The problem:
Return every line below as is, leaving out the pictures.

Records to process:
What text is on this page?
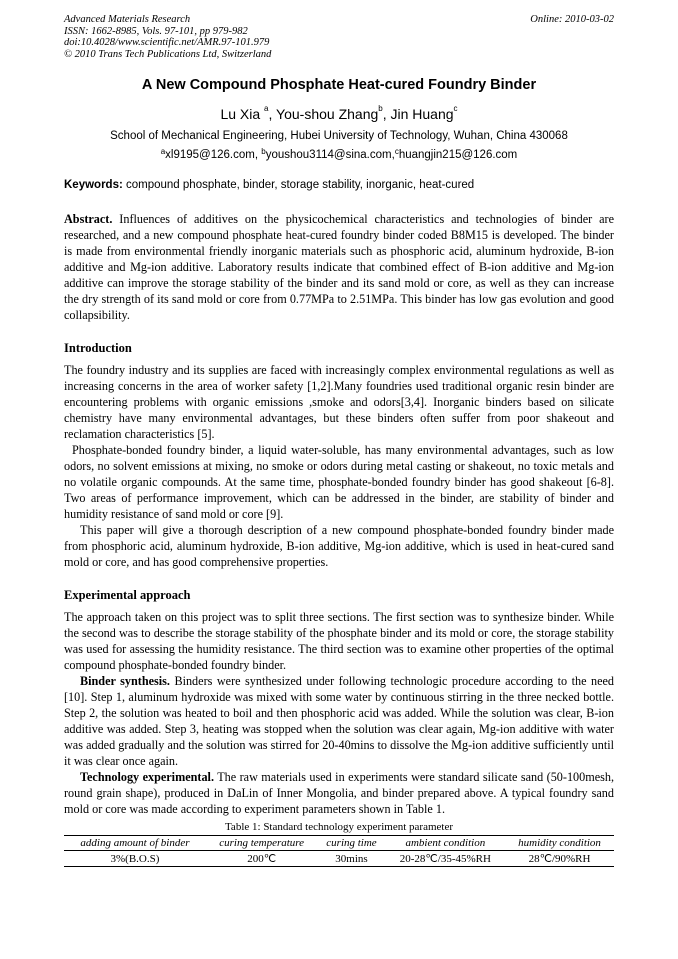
Advanced Materials Research
ISSN: 1662-8985, Vols. 97-101, pp 979-982
doi:10.4028/www.scientific.net/AMR.97-101.979
© 2010 Trans Tech Publications Ltd, Switzerland
Online: 2010-03-02
A New Compound Phosphate Heat-cured Foundry Binder
Lu Xia $^a$, You-shou Zhang$^b$, Jin Huang$^c$
School of Mechanical Engineering, Hubei University of Technology, Wuhan, China 430068
$^a$xl9195@126.com, $^b$youshou3114@sina.com,$^c$huangjin215@126.com
Keywords: compound phosphate, binder, storage stability, inorganic, heat-cured

Abstract. Influences of additives on the physicochemical characteristics and technologies of binder are researched, and a new compound phosphate heat-cured foundry binder coded B8M15 is developed. The binder is made from environmental friendly inorganic materials such as phosphoric acid, aluminum hydroxide, B-ion additive and Mg-ion additive. Laboratory results indicate that combined effect of B-ion additive and Mg-ion additive can improve the storage stability of the binder and its sand mold or core, as well as they can increase the dry strength of its sand mold or core from 0.77MPa to 2.51MPa. This binder has low gas evolution and good collapsibility.

Introduction

The foundry industry and its supplies are faced with increasingly complex environmental regulations as well as increasing concerns in the area of worker safety [1,2].Many foundries used traditional organic resin binder are encountering problems with organic emissions ,smoke and odors[3,4]. Inorganic binders based on silicate chemistry have many environmental advantages, but these binders often suffer from poor shakeout and reclamation characteristics [5].

Phosphate-bonded foundry binder, a liquid water-soluble, has many environmental advantages, such as low odors, no solvent emissions at mixing, no smoke or odors during metal casting or shakeout, no toxic metals and no volatile organic compounds. At the same time, phosphate-bonded foundry binder has good shakeout [6-8]. Two areas of performance improvement, which can be addressed in the binder, are stability of binder and humidity resistance of sand mold or core [9].

This paper will give a thorough description of a new compound phosphate-bonded foundry binder made from phosphoric acid, aluminum hydroxide, B-ion additive, Mg-ion additive, which is used in heat-cured sand mold or core, and has good comprehensive properties.

Experimental approach

The approach taken on this project was to split three sections. The first section was to synthesize binder. While the second was to describe the storage stability of the phosphate binder and its mold or core, the storage stability was used for assessing the humidity resistance. The third section was to examine other properties of the optimal compound phosphate-bonded foundry binder.

Binder synthesis. Binders were synthesized under following technologic procedure according to the need [10]. Step 1, aluminum hydroxide was mixed with some water by continuous stirring in the three necked bottle. Step 2, the solution was heated to boil and then phosphoric acid was added. While the solution was clear, B-ion additive was added. Step 3, heating was stopped when the solution was clear again, Mg-ion additive with water was added gradually and the solution was stirred for 20-40mins to dissolve the Mg-ion additive sufficiently until it was clear once again.

Technology experimental. The raw materials used in experiments were standard silicate sand (50-100mesh, round grain shape), produced in DaLin of Inner Mongolia, and binder prepared above. A typical foundry sand mold or core was made according to experiment parameters shown in Table 1.

Table 1: Standard technology experiment parameter
adding amount of binder	curing temperature	curing time	ambient condition	humidity condition
3%(B.O.S)	200℃	30mins	20-28℃/35-45%RH	28℃/90%RH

Finished task:
What text is on this page?
Advanced Materials Research
ISSN: 1662-8985, Vols. 97-101, pp 979-982
doi:10.4028/www.scientific.net/AMR.97-101.979
© 2010 Trans Tech Publications Ltd, Switzerland
Online: 2010-03-02
A New Compound Phosphate Heat-cured Foundry Binder
Lu Xia $^a$, You-shou Zhang$^b$, Jin Huang$^c$
School of Mechanical Engineering, Hubei University of Technology, Wuhan, China 430068
$^a$xl9195@126.com, $^b$youshou3114@sina.com,$^c$huangjin215@126.com
Keywords: compound phosphate, binder, storage stability, inorganic, heat-cured

Abstract. Influences of additives on the physicochemical characteristics and technologies of binder are researched, and a new compound phosphate heat-cured foundry binder coded B8M15 is developed. The binder is made from environmental friendly inorganic materials such as phosphoric acid, aluminum hydroxide, B-ion additive and Mg-ion additive. Laboratory results indicate that combined effect of B-ion additive and Mg-ion additive can improve the storage stability of the binder and its sand mold or core, as well as they can increase the dry strength of its sand mold or core from 0.77MPa to 2.51MPa. This binder has low gas evolution and good collapsibility.

Introduction

The foundry industry and its supplies are faced with increasingly complex environmental regulations as well as increasing concerns in the area of worker safety [1,2].Many foundries used traditional organic resin binder are encountering problems with organic emissions ,smoke and odors[3,4]. Inorganic binders based on silicate chemistry have many environmental advantages, but these binders often suffer from poor shakeout and reclamation characteristics [5].

Phosphate-bonded foundry binder, a liquid water-soluble, has many environmental advantages, such as low odors, no solvent emissions at mixing, no smoke or odors during metal casting or shakeout, no toxic metals and no volatile organic compounds. At the same time, phosphate-bonded foundry binder has good shakeout [6-8]. Two areas of performance improvement, which can be addressed in the binder, are stability of binder and humidity resistance of sand mold or core [9].

This paper will give a thorough description of a new compound phosphate-bonded foundry binder made from phosphoric acid, aluminum hydroxide, B-ion additive, Mg-ion additive, which is used in heat-cured sand mold or core, and has good comprehensive properties.

Experimental approach

The approach taken on this project was to split three sections. The first section was to synthesize binder. While the second was to describe the storage stability of the phosphate binder and its mold or core, the storage stability was used for assessing the humidity resistance. The third section was to examine other properties of the optimal compound phosphate-bonded foundry binder.

Binder synthesis. Binders were synthesized under following technologic procedure according to the need [10]. Step 1, aluminum hydroxide was mixed with some water by continuous stirring in the three necked bottle. Step 2, the solution was heated to boil and then phosphoric acid was added. While the solution was clear, B-ion additive was added. Step 3, heating was stopped when the solution was clear again, Mg-ion additive with water was added gradually and the solution was stirred for 20-40mins to dissolve the Mg-ion additive sufficiently until it was clear once again.

Technology experimental. The raw materials used in experiments were standard silicate sand (50-100mesh, round grain shape), produced in DaLin of Inner Mongolia, and binder prepared above. A typical foundry sand mold or core was made according to experiment parameters shown in Table 1.

Table 1: Standard technology experiment parameter
adding amount of binder	curing temperature	curing time	ambient condition	humidity condition
3%(B.O.S)	200℃	30mins	20-28℃/35-45%RH	28℃/90%RH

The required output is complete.